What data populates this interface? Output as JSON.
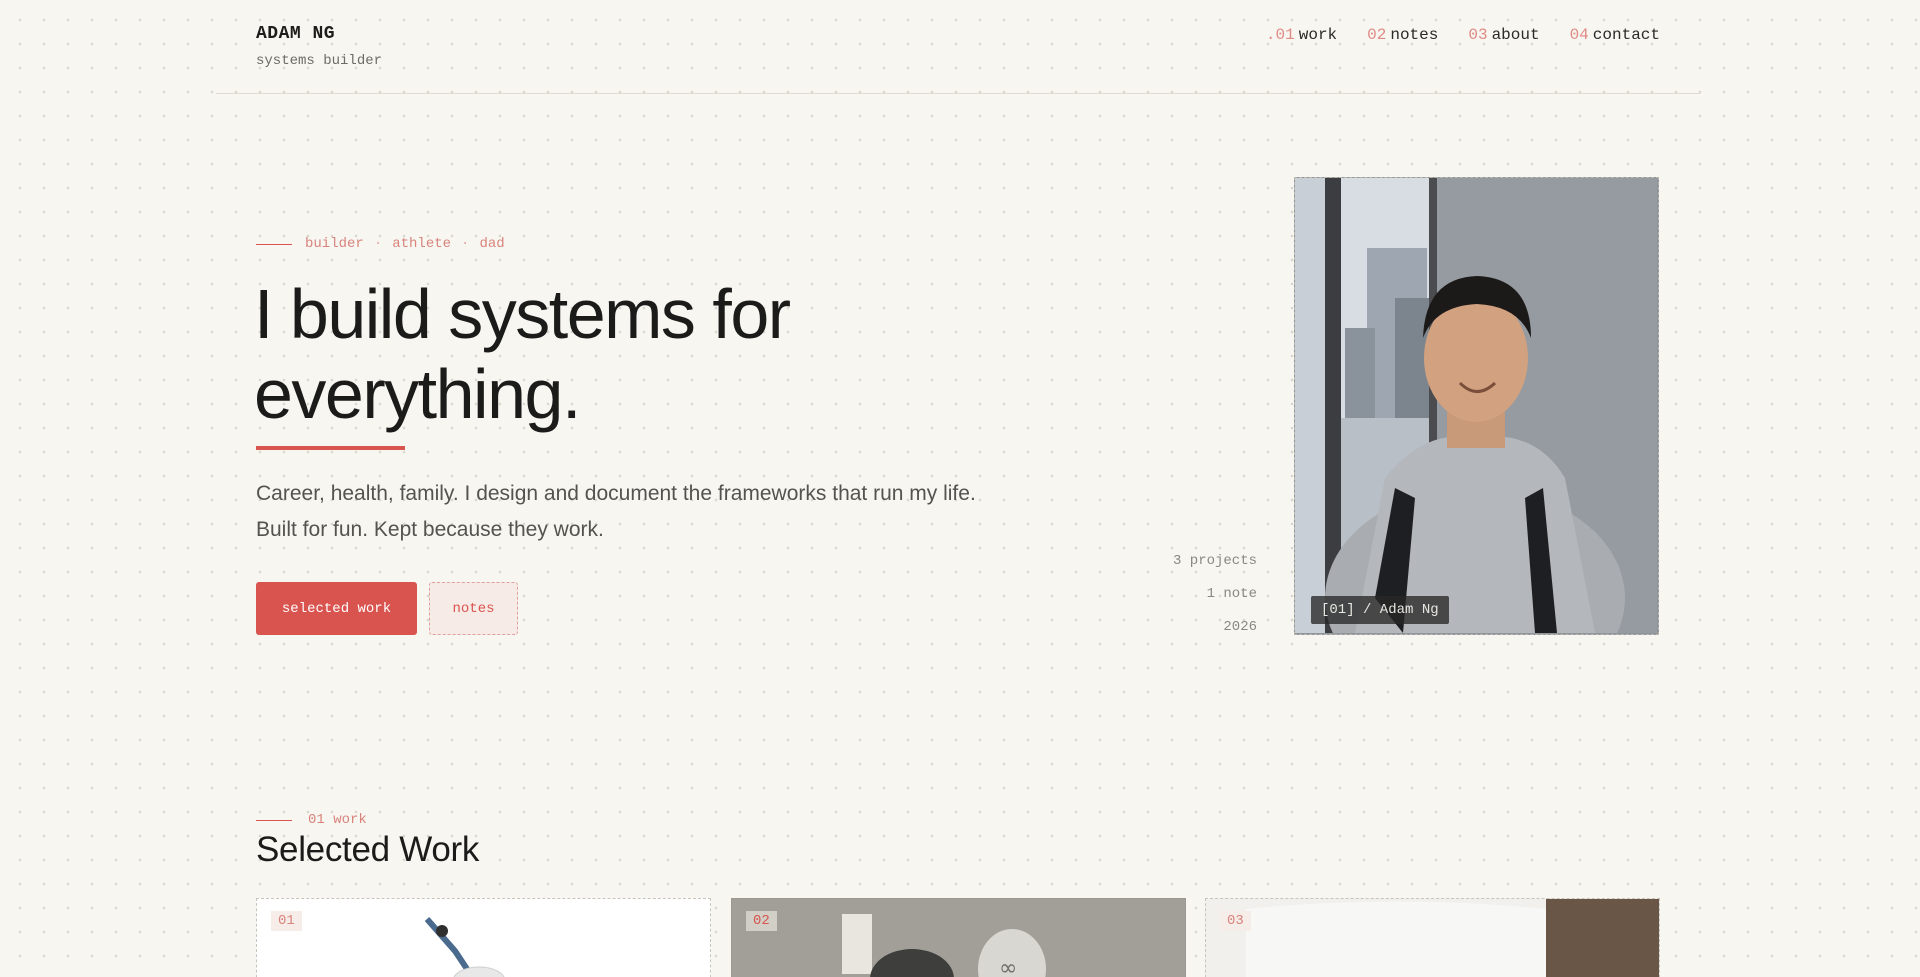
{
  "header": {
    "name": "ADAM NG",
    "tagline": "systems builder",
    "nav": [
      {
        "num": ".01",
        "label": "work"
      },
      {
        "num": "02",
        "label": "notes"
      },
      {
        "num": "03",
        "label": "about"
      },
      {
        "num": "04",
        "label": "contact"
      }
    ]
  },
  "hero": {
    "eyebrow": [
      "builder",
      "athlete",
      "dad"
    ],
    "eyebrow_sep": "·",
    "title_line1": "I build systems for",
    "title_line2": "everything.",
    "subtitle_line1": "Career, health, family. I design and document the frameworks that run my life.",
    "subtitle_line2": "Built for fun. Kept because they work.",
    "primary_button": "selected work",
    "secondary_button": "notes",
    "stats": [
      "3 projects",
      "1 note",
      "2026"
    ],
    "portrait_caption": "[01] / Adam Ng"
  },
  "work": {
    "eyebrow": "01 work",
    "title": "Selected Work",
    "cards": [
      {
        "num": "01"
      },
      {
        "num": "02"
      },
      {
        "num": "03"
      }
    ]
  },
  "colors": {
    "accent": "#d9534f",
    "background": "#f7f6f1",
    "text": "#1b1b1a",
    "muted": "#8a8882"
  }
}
────────
> _Your task_: Look through the data and gather every line with the string "notes" in it.

> _Expected answer_:
        "label": "notes"
    "secondary_button": "notes",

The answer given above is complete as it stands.